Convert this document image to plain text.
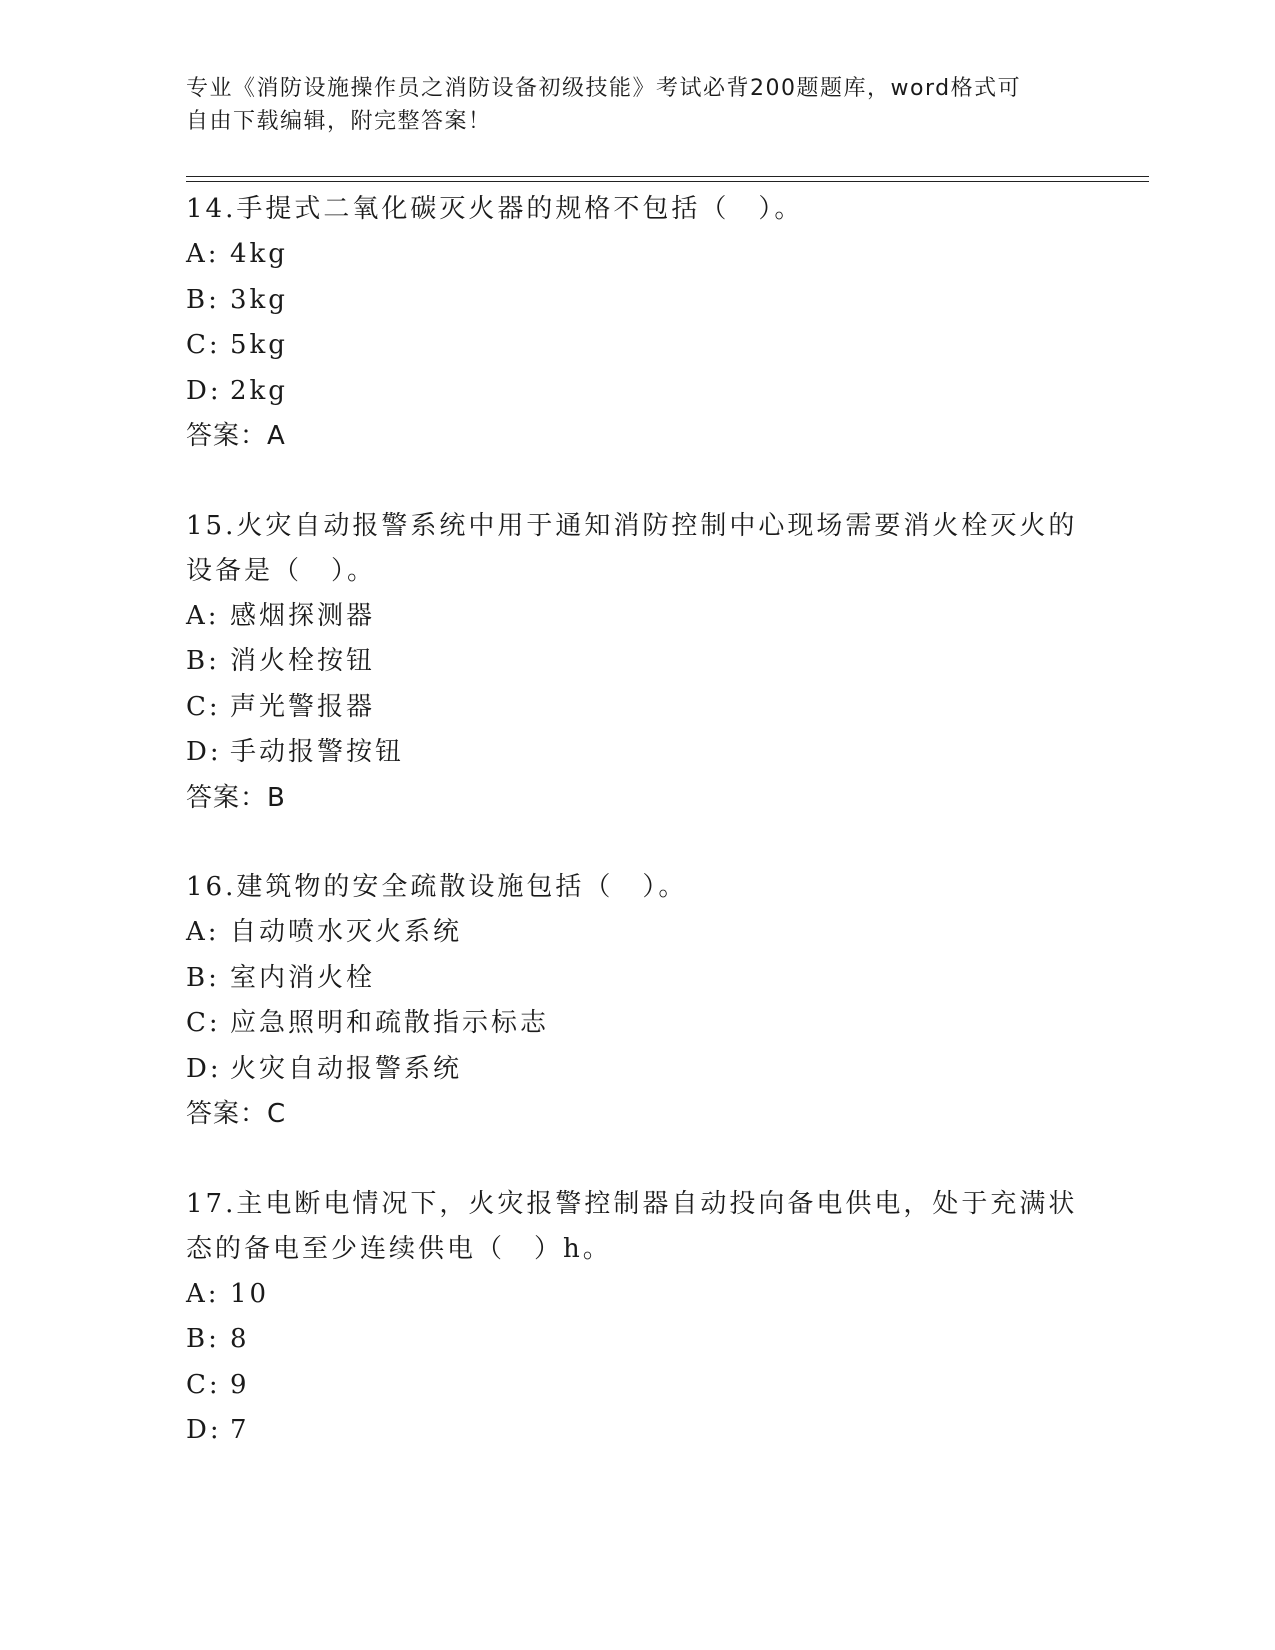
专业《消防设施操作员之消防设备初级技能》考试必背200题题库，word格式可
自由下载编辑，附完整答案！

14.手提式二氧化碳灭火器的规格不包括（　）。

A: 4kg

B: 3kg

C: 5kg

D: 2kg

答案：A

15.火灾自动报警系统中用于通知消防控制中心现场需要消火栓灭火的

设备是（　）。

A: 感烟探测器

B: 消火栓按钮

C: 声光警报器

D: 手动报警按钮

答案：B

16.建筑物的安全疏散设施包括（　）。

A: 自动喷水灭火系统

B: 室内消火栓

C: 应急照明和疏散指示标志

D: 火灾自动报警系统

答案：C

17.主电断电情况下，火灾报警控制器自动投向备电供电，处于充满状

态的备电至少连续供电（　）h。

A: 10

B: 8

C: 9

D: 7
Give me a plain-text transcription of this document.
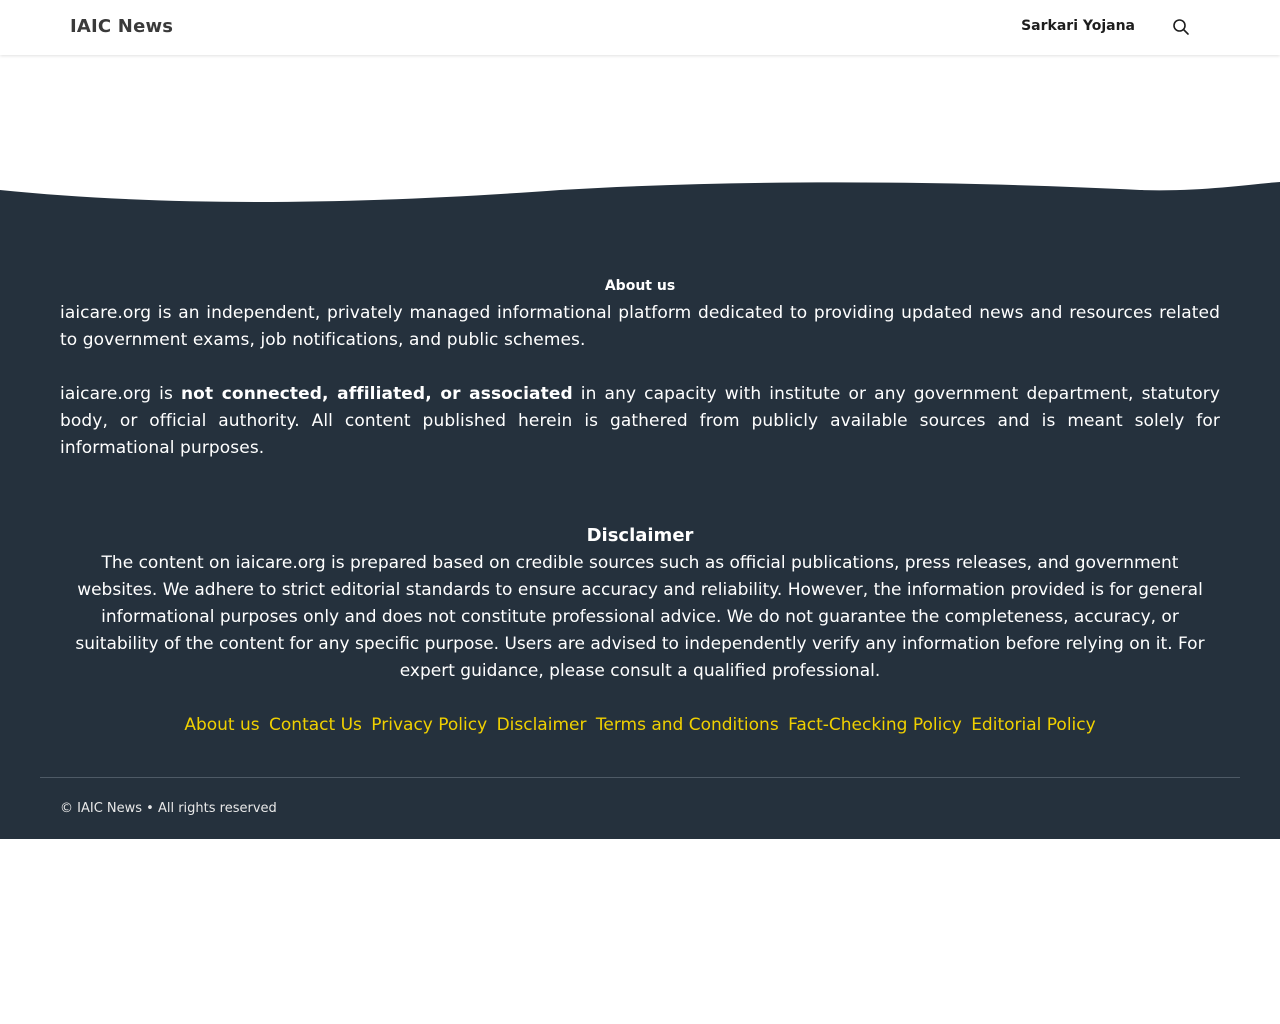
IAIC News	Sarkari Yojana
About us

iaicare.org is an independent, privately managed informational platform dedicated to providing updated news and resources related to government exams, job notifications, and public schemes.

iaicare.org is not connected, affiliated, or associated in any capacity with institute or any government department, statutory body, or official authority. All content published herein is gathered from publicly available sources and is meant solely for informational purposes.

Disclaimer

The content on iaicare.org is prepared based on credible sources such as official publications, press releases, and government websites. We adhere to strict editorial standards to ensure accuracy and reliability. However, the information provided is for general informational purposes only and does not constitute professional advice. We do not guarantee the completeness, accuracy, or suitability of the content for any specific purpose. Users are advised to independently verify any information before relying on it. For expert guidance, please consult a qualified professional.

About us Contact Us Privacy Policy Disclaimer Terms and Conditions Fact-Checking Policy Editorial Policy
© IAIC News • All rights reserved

» WHAT IS EXPECTED
Report how many lines of the listing hold the word "plain", with nothing but the number.

» SOLUTION TO THE EXERCISE
2